Task prompt: Give a verbatim quotation of every record.

Records to use:
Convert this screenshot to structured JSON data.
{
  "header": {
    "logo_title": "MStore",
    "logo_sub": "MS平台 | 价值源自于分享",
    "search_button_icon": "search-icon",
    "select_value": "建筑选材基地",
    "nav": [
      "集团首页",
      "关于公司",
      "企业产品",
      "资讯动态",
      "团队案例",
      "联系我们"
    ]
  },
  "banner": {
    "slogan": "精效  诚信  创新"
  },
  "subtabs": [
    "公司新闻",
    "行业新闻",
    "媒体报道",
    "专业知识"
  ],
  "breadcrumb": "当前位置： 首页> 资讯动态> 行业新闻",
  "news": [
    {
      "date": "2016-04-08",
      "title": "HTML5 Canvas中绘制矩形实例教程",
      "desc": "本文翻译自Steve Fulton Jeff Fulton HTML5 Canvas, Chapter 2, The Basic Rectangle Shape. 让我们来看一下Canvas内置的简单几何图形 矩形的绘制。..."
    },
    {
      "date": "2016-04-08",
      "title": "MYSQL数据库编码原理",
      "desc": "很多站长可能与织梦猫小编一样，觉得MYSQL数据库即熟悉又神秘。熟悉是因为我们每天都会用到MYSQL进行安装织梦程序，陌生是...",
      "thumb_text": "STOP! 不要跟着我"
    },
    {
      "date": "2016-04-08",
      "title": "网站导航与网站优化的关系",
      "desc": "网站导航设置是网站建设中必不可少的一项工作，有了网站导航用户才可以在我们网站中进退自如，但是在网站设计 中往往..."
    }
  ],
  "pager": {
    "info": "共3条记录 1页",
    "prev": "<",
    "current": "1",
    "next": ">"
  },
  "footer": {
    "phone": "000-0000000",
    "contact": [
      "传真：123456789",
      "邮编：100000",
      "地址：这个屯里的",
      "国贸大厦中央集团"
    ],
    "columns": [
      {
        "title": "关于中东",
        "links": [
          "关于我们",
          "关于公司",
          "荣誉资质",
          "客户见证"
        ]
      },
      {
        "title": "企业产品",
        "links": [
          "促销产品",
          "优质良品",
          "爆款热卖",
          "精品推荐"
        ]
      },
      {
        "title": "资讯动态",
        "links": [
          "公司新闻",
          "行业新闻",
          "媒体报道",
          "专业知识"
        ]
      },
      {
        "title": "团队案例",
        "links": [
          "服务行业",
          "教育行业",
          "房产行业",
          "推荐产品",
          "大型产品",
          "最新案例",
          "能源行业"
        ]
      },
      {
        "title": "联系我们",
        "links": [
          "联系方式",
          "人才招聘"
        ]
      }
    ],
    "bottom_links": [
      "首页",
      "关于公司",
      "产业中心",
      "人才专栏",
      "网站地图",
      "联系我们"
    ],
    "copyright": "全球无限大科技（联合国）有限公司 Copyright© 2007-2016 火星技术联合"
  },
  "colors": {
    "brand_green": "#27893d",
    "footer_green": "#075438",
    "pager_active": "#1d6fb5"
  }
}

Final result:
Convert this screenshot to structured JSON data.
{
  "header": {
    "logo_title": "MStore",
    "logo_sub": "MS平台 | 价值源自于分享",
    "search_button_icon": "search-icon",
    "select_value": "建筑选材基地",
    "nav": [
      "集团首页",
      "关于公司",
      "企业产品",
      "资讯动态",
      "团队案例",
      "联系我们"
    ]
  },
  "banner": {
    "slogan": "精效  诚信  创新"
  },
  "subtabs": [
    "公司新闻",
    "行业新闻",
    "媒体报道",
    "专业知识"
  ],
  "breadcrumb": "当前位置： 首页> 资讯动态> 行业新闻",
  "news": [
    {
      "date": "2016-04-08",
      "title": "HTML5 Canvas中绘制矩形实例教程",
      "desc": "本文翻译自Steve Fulton Jeff Fulton HTML5 Canvas, Chapter 2, The Basic Rectangle Shape. 让我们来看一下Canvas内置的简单几何图形 矩形的绘制。..."
    },
    {
      "date": "2016-04-08",
      "title": "MYSQL数据库编码原理",
      "desc": "很多站长可能与织梦猫小编一样，觉得MYSQL数据库即熟悉又神秘。熟悉是因为我们每天都会用到MYSQL进行安装织梦程序，陌生是...",
      "thumb_text": "STOP! 不要跟着我"
    },
    {
      "date": "2016-04-08",
      "title": "网站导航与网站优化的关系",
      "desc": "网站导航设置是网站建设中必不可少的一项工作，有了网站导航用户才可以在我们网站中进退自如，但是在网站设计 中往往..."
    }
  ],
  "pager": {
    "info": "共3条记录 1页",
    "prev": "<",
    "current": "1",
    "next": ">"
  },
  "footer": {
    "phone": "000-0000000",
    "contact": [
      "传真：123456789",
      "邮编：100000",
      "地址：这个屯里的",
      "国贸大厦中央集团"
    ],
    "columns": [
      {
        "title": "关于中东",
        "links": [
          "关于我们",
          "关于公司",
          "荣誉资质",
          "客户见证"
        ]
      },
      {
        "title": "企业产品",
        "links": [
          "促销产品",
          "优质良品",
          "爆款热卖",
          "精品推荐"
        ]
      },
      {
        "title": "资讯动态",
        "links": [
          "公司新闻",
          "行业新闻",
          "媒体报道",
          "专业知识"
        ]
      },
      {
        "title": "团队案例",
        "links": [
          "服务行业",
          "教育行业",
          "房产行业",
          "推荐产品",
          "大型产品",
          "最新案例",
          "能源行业"
        ]
      },
      {
        "title": "联系我们",
        "links": [
          "联系方式",
          "人才招聘"
        ]
      }
    ],
    "bottom_links": [
      "首页",
      "关于公司",
      "产业中心",
      "人才专栏",
      "网站地图",
      "联系我们"
    ],
    "copyright": "全球无限大科技（联合国）有限公司 Copyright© 2007-2016 火星技术联合"
  },
  "colors": {
    "brand_green": "#27893d",
    "footer_green": "#075438",
    "pager_active": "#1d6fb5"
  }
}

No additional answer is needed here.